Saved entries:
========

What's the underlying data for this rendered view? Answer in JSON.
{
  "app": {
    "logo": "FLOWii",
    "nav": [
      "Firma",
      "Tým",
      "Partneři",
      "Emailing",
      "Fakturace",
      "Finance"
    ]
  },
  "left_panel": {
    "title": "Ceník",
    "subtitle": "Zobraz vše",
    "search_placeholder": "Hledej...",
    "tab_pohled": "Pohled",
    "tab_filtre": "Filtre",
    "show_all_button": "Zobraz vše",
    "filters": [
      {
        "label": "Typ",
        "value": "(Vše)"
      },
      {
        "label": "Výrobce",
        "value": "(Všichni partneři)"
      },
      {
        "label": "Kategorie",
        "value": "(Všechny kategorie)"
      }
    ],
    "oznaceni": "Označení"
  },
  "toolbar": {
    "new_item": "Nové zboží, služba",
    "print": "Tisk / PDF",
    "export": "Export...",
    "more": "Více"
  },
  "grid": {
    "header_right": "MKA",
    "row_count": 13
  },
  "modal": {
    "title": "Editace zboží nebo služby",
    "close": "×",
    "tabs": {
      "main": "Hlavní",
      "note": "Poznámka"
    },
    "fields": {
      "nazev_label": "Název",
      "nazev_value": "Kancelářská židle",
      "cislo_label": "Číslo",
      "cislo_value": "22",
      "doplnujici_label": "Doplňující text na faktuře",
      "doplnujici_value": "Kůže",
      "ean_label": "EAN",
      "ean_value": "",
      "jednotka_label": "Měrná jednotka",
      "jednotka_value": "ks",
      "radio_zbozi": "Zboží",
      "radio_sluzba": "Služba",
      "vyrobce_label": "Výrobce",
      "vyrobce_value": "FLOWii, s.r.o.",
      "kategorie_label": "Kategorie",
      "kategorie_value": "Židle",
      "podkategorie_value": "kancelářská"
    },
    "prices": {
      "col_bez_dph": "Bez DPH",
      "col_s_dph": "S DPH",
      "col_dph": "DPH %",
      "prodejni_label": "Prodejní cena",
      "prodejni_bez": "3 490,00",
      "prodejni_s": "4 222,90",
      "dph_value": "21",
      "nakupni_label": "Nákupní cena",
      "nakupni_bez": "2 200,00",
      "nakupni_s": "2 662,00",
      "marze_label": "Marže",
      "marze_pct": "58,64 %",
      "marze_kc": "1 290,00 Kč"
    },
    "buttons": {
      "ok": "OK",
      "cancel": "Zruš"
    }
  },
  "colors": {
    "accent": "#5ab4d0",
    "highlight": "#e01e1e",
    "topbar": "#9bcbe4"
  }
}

========

Task instructions: In the material above, find each line that contains the word "Výrobce", and select it.

Result below:
        "label": "Výrobce",
      "vyrobce_label": "Výrobce",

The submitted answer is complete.